— Task description —
Below are the records. List every line holding the word "open".

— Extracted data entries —
= = = =
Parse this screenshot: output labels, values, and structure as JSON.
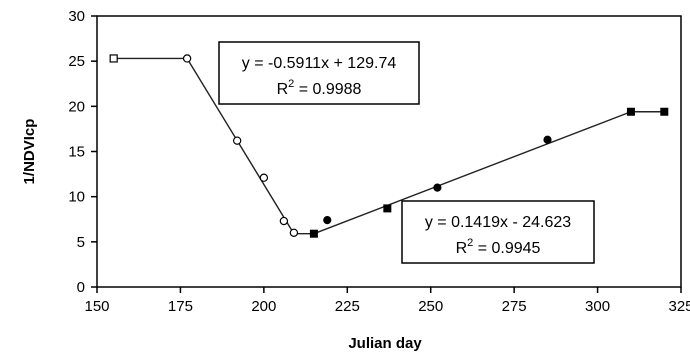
{
  "chart_data": {
    "type": "scatter",
    "title": "",
    "xlabel": "Julian day",
    "ylabel": "1/NDVIcp",
    "xlim": [
      150,
      325
    ],
    "ylim": [
      0,
      30
    ],
    "x_ticks": [
      150,
      175,
      200,
      225,
      250,
      275,
      300,
      325
    ],
    "y_ticks": [
      0,
      5,
      10,
      15,
      20,
      25,
      30
    ],
    "grid": false,
    "legend": "none",
    "series": [
      {
        "marker": "open-square",
        "points": [
          [
            155,
            25.3
          ]
        ]
      },
      {
        "marker": "open-circle",
        "points": [
          [
            177,
            25.3
          ],
          [
            192,
            16.2
          ],
          [
            200,
            12.1
          ],
          [
            206,
            7.3
          ],
          [
            209,
            6.0
          ]
        ]
      },
      {
        "marker": "filled-circle",
        "points": [
          [
            219,
            7.4
          ],
          [
            252,
            11.0
          ],
          [
            285,
            16.3
          ]
        ]
      },
      {
        "marker": "filled-square",
        "points": [
          [
            215,
            5.9
          ],
          [
            237,
            8.7
          ],
          [
            310,
            19.4
          ],
          [
            320,
            19.4
          ]
        ]
      }
    ],
    "lines": [
      {
        "points": [
          [
            155,
            25.3
          ],
          [
            177,
            25.3
          ]
        ]
      },
      {
        "points": [
          [
            177,
            25.3
          ],
          [
            209,
            5.9
          ]
        ]
      },
      {
        "points": [
          [
            209,
            5.9
          ],
          [
            215,
            5.9
          ]
        ]
      },
      {
        "points": [
          [
            215,
            5.9
          ],
          [
            310,
            19.4
          ]
        ]
      },
      {
        "points": [
          [
            310,
            19.4
          ],
          [
            320,
            19.4
          ]
        ]
      }
    ],
    "annotations": [
      {
        "equation": "y = -0.5911x + 129.74",
        "r2_label": "R",
        "r2_sup": "2",
        "r2_value": " = 0.9988"
      },
      {
        "equation": "y = 0.1419x - 24.623",
        "r2_label": "R",
        "r2_sup": "2",
        "r2_value": " = 0.9945"
      }
    ]
  }
}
= = = =
— Correct output —
        "marker": "open-square",
        "marker": "open-circle",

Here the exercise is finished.